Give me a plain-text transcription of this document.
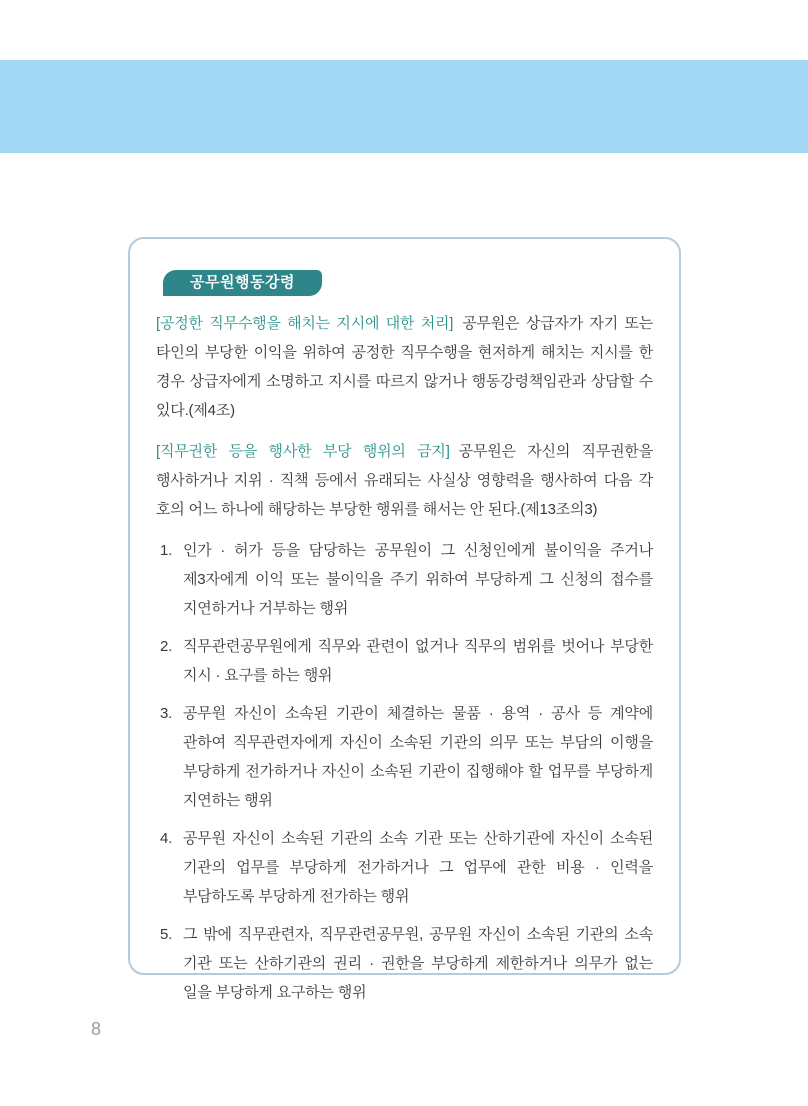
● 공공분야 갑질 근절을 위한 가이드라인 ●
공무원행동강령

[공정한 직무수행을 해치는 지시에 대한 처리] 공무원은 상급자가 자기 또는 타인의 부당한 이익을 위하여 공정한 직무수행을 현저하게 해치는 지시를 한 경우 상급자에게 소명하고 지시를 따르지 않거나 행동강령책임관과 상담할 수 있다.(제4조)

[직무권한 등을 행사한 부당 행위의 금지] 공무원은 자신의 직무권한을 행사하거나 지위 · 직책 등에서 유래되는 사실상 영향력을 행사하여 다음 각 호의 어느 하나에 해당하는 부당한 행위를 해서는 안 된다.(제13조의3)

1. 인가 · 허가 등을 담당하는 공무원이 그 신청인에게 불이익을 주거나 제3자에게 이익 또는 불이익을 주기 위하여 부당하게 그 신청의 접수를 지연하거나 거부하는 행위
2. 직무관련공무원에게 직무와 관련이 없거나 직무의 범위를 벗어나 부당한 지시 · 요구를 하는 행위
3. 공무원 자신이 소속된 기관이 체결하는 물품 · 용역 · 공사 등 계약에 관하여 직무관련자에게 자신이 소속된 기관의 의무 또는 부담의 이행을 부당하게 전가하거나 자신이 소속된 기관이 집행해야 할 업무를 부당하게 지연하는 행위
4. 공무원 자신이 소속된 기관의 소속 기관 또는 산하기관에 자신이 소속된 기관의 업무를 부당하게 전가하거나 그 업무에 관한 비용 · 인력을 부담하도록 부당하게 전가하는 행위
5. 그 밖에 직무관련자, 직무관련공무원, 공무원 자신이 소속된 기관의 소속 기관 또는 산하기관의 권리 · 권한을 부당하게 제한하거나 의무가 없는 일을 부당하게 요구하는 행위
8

**********

**TASK STATEMENT:**
Each line of the material must be retyped exactly, except that images are omitted.

**RESPONSE FOR THIS EXERCISE:**
Give me a plain-text transcription of this document.
● 공공분야 갑질 근절을 위한 가이드라인 ●
공무원행동강령

[공정한 직무수행을 해치는 지시에 대한 처리] 공무원은 상급자가 자기 또는 타인의 부당한 이익을 위하여 공정한 직무수행을 현저하게 해치는 지시를 한 경우 상급자에게 소명하고 지시를 따르지 않거나 행동강령책임관과 상담할 수 있다.(제4조)

[직무권한 등을 행사한 부당 행위의 금지] 공무원은 자신의 직무권한을 행사하거나 지위 · 직책 등에서 유래되는 사실상 영향력을 행사하여 다음 각 호의 어느 하나에 해당하는 부당한 행위를 해서는 안 된다.(제13조의3)

1. 인가 · 허가 등을 담당하는 공무원이 그 신청인에게 불이익을 주거나 제3자에게 이익 또는 불이익을 주기 위하여 부당하게 그 신청의 접수를 지연하거나 거부하는 행위
2. 직무관련공무원에게 직무와 관련이 없거나 직무의 범위를 벗어나 부당한 지시 · 요구를 하는 행위
3. 공무원 자신이 소속된 기관이 체결하는 물품 · 용역 · 공사 등 계약에 관하여 직무관련자에게 자신이 소속된 기관의 의무 또는 부담의 이행을 부당하게 전가하거나 자신이 소속된 기관이 집행해야 할 업무를 부당하게 지연하는 행위
4. 공무원 자신이 소속된 기관의 소속 기관 또는 산하기관에 자신이 소속된 기관의 업무를 부당하게 전가하거나 그 업무에 관한 비용 · 인력을 부담하도록 부당하게 전가하는 행위
5. 그 밖에 직무관련자, 직무관련공무원, 공무원 자신이 소속된 기관의 소속 기관 또는 산하기관의 권리 · 권한을 부당하게 제한하거나 의무가 없는 일을 부당하게 요구하는 행위
8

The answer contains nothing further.